Il est « trop tôt » pour parler de nouvelles aides à l’achat de carburant, a déclaré lundi la ministre déléguée à l’Énergie et porte-parole du gouvernement, Maud Bregeon, alors que le prix du baril de pétrole a dépassé dimanche les 100 dollars le baril.
« Aujourd’hui il est trop tôt pour en parler. Je le redis, nous étudions tous les scénarios », a déclaré Maud Bregeon, interviewée sur RTL sur la possibilité de mettre en place des aides ciblées face à la hausse des prix de l’essence et du gasoil à la pompe. « Nous avons toujours montré que nous étions au rendez-vous pour protéger les Français » a-t-elle rappelé. Elle répondait à Thomas Sotto qui l’interrogeait sur l’éventualité d’une baisse, de manière provisoire de la TICPE (taxe intérieure de consommation sur les produits énergétiques) comme l’a suggéré Marine Le Pen qui a également proposé de passer la TVA à 5,5 % sur l’ensemble des produits énergétiques. Une mesure qui coûterait « 17 milliards » a répondu Maud Bregeon qui souligne « nous ne sommes absolument pas dans la situation de 2022 ». Entre-temps, la France a diversifié ses approvisionnements et constitué des stocks, et le parc nucléaire « fonctionne à plein » pour produire de l’électricité.

• CONSIGNE:
D'après le texte ci-dessus sur les aides à l'achat de carburant, combien coûterait, selon Maud Bregeon, la mesure proposée par Marine Le Pen ?

• DONNÉES:
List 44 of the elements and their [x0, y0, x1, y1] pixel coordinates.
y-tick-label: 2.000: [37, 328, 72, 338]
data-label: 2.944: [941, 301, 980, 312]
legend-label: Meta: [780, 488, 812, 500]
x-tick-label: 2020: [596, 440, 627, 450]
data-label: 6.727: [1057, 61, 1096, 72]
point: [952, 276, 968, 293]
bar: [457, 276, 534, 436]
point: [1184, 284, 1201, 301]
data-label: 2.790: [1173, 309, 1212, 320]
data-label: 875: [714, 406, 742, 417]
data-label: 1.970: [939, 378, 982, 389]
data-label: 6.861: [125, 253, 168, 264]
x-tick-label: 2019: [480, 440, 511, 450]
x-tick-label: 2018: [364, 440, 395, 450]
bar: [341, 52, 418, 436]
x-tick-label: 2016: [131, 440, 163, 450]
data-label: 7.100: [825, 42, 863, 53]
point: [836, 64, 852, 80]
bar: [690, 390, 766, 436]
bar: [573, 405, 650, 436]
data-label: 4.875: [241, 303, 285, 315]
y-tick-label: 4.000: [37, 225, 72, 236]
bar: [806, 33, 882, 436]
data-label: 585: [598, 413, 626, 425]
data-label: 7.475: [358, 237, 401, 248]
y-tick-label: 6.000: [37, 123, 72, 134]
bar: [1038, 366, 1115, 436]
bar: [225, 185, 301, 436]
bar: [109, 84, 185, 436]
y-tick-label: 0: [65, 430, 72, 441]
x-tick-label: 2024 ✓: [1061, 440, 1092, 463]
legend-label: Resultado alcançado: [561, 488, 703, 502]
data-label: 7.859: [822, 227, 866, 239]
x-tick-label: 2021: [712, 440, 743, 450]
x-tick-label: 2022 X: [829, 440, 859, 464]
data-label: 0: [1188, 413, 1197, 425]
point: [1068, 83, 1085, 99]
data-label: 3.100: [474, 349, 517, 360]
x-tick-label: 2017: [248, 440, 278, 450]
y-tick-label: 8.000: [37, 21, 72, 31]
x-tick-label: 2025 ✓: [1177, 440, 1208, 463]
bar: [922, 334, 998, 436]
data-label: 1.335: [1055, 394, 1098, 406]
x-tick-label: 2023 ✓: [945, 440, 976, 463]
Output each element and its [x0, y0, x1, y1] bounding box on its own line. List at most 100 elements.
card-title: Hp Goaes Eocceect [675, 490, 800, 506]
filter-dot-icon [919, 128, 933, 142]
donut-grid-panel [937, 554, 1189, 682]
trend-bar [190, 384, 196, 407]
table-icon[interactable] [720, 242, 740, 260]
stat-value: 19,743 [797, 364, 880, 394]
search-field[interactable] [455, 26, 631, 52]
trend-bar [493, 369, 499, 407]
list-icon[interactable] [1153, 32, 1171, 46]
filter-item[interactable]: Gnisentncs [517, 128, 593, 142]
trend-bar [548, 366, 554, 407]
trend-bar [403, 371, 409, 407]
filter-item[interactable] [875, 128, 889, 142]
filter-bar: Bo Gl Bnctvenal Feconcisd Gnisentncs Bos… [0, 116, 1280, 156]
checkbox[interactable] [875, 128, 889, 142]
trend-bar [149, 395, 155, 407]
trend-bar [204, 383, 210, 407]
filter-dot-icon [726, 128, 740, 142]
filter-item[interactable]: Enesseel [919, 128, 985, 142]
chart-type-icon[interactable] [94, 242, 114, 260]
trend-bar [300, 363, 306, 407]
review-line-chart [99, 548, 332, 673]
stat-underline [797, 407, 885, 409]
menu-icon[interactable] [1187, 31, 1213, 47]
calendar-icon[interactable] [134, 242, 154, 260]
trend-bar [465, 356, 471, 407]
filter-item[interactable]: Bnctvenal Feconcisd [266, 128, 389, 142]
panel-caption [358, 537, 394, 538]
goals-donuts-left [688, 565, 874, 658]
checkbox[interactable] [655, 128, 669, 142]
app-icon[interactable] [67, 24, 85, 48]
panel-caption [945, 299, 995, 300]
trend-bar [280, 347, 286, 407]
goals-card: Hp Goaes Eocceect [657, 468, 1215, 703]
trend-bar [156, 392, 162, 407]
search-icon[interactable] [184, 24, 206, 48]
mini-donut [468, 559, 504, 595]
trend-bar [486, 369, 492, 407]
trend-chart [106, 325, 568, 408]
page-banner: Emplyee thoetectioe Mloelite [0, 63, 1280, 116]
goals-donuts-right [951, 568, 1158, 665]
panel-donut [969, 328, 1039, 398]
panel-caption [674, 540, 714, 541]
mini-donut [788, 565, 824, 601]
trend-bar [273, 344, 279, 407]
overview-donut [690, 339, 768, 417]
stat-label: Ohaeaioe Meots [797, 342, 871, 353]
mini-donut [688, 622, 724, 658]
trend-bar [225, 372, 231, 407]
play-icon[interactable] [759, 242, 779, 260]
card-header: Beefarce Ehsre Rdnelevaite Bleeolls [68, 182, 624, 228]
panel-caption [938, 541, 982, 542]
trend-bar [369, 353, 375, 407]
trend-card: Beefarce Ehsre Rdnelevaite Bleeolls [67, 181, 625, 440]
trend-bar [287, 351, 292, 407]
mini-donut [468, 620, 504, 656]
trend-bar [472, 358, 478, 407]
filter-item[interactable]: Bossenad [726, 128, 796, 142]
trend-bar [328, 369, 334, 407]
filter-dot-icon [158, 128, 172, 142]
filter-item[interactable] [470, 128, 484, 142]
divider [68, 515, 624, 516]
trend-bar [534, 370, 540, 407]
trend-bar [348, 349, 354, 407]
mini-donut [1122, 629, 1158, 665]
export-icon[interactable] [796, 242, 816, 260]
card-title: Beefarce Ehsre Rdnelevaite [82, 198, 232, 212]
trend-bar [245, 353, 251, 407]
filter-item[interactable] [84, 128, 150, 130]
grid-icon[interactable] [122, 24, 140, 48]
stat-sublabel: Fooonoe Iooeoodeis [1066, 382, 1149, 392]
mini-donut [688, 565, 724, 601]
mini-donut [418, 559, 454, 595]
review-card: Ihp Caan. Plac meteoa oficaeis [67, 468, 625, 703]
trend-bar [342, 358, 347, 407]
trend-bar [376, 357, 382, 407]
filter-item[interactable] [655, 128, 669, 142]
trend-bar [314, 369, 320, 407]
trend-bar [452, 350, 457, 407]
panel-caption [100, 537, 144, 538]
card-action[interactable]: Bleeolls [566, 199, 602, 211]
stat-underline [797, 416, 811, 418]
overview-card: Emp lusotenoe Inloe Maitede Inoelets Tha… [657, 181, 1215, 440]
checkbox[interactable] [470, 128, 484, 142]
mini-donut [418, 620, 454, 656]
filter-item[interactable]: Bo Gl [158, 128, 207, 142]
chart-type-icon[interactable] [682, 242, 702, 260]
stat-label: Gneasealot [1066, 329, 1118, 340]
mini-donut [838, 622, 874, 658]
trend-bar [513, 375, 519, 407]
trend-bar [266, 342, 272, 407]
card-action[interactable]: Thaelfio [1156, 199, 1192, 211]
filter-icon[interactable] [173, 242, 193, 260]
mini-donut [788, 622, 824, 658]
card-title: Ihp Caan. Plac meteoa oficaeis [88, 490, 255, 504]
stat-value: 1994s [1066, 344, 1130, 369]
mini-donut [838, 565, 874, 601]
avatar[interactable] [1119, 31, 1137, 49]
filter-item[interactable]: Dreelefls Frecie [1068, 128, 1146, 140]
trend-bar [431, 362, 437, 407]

• RÉPONSE:
Elle coûterait « 17 milliards ».